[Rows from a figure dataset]
-- start --

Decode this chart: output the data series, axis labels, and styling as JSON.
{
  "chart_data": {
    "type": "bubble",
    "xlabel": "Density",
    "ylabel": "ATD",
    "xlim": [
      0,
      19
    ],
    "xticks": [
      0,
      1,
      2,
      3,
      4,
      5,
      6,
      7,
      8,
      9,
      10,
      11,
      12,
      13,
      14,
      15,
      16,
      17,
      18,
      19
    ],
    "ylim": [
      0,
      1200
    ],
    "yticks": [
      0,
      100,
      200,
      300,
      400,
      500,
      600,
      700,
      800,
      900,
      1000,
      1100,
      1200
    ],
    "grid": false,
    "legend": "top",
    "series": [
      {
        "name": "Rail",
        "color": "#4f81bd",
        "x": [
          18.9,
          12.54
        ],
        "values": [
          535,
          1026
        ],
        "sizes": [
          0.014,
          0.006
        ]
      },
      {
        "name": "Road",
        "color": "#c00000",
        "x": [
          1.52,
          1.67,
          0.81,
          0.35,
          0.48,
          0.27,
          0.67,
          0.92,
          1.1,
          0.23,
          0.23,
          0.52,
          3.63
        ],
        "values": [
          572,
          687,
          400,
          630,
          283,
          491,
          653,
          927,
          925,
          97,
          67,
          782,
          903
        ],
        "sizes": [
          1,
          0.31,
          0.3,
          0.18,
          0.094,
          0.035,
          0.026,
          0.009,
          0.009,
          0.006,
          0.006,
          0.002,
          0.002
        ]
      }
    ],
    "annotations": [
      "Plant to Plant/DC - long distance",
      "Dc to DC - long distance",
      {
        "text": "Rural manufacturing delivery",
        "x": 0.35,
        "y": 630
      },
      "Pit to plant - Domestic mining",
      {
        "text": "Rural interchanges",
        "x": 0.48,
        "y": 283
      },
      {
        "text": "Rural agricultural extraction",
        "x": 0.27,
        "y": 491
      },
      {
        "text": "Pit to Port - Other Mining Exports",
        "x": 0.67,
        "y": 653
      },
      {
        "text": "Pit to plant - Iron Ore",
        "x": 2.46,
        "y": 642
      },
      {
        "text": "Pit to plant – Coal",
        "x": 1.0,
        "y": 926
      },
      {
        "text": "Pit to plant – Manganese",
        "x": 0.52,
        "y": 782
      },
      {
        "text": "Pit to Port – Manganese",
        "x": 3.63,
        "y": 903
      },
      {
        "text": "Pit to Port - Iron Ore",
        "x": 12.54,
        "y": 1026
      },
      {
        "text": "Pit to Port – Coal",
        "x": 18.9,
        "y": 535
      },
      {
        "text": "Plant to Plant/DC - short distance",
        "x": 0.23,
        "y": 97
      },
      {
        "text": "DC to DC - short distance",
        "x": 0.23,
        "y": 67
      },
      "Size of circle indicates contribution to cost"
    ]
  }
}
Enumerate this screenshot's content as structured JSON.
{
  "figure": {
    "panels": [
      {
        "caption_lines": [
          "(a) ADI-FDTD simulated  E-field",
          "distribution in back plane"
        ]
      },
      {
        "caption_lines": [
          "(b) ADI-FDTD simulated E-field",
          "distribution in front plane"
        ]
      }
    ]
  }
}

-- end --

* **WRITTEN PROBLEM**
Repeat all of the records above exactly as written.

* **FINAL RESULT**
Decode this chart: output the data series, axis labels, and styling as JSON.
{
  "chart_data": {
    "type": "bubble",
    "xlabel": "Density",
    "ylabel": "ATD",
    "xlim": [
      0,
      19
    ],
    "xticks": [
      0,
      1,
      2,
      3,
      4,
      5,
      6,
      7,
      8,
      9,
      10,
      11,
      12,
      13,
      14,
      15,
      16,
      17,
      18,
      19
    ],
    "ylim": [
      0,
      1200
    ],
    "yticks": [
      0,
      100,
      200,
      300,
      400,
      500,
      600,
      700,
      800,
      900,
      1000,
      1100,
      1200
    ],
    "grid": false,
    "legend": "top",
    "series": [
      {
        "name": "Rail",
        "color": "#4f81bd",
        "x": [
          18.9,
          12.54
        ],
        "values": [
          535,
          1026
        ],
        "sizes": [
          0.014,
          0.006
        ]
      },
      {
        "name": "Road",
        "color": "#c00000",
        "x": [
          1.52,
          1.67,
          0.81,
          0.35,
          0.48,
          0.27,
          0.67,
          0.92,
          1.1,
          0.23,
          0.23,
          0.52,
          3.63
        ],
        "values": [
          572,
          687,
          400,
          630,
          283,
          491,
          653,
          927,
          925,
          97,
          67,
          782,
          903
        ],
        "sizes": [
          1,
          0.31,
          0.3,
          0.18,
          0.094,
          0.035,
          0.026,
          0.009,
          0.009,
          0.006,
          0.006,
          0.002,
          0.002
        ]
      }
    ],
    "annotations": [
      "Plant to Plant/DC - long distance",
      "Dc to DC - long distance",
      {
        "text": "Rural manufacturing delivery",
        "x": 0.35,
        "y": 630
      },
      "Pit to plant - Domestic mining",
      {
        "text": "Rural interchanges",
        "x": 0.48,
        "y": 283
      },
      {
        "text": "Rural agricultural extraction",
        "x": 0.27,
        "y": 491
      },
      {
        "text": "Pit to Port - Other Mining Exports",
        "x": 0.67,
        "y": 653
      },
      {
        "text": "Pit to plant - Iron Ore",
        "x": 2.46,
        "y": 642
      },
      {
        "text": "Pit to plant – Coal",
        "x": 1.0,
        "y": 926
      },
      {
        "text": "Pit to plant – Manganese",
        "x": 0.52,
        "y": 782
      },
      {
        "text": "Pit to Port – Manganese",
        "x": 3.63,
        "y": 903
      },
      {
        "text": "Pit to Port - Iron Ore",
        "x": 12.54,
        "y": 1026
      },
      {
        "text": "Pit to Port – Coal",
        "x": 18.9,
        "y": 535
      },
      {
        "text": "Plant to Plant/DC - short distance",
        "x": 0.23,
        "y": 97
      },
      {
        "text": "DC to DC - short distance",
        "x": 0.23,
        "y": 67
      },
      "Size of circle indicates contribution to cost"
    ]
  }
}
Enumerate this screenshot's content as structured JSON.
{
  "figure": {
    "panels": [
      {
        "caption_lines": [
          "(a) ADI-FDTD simulated  E-field",
          "distribution in back plane"
        ]
      },
      {
        "caption_lines": [
          "(b) ADI-FDTD simulated E-field",
          "distribution in front plane"
        ]
      }
    ]
  }
}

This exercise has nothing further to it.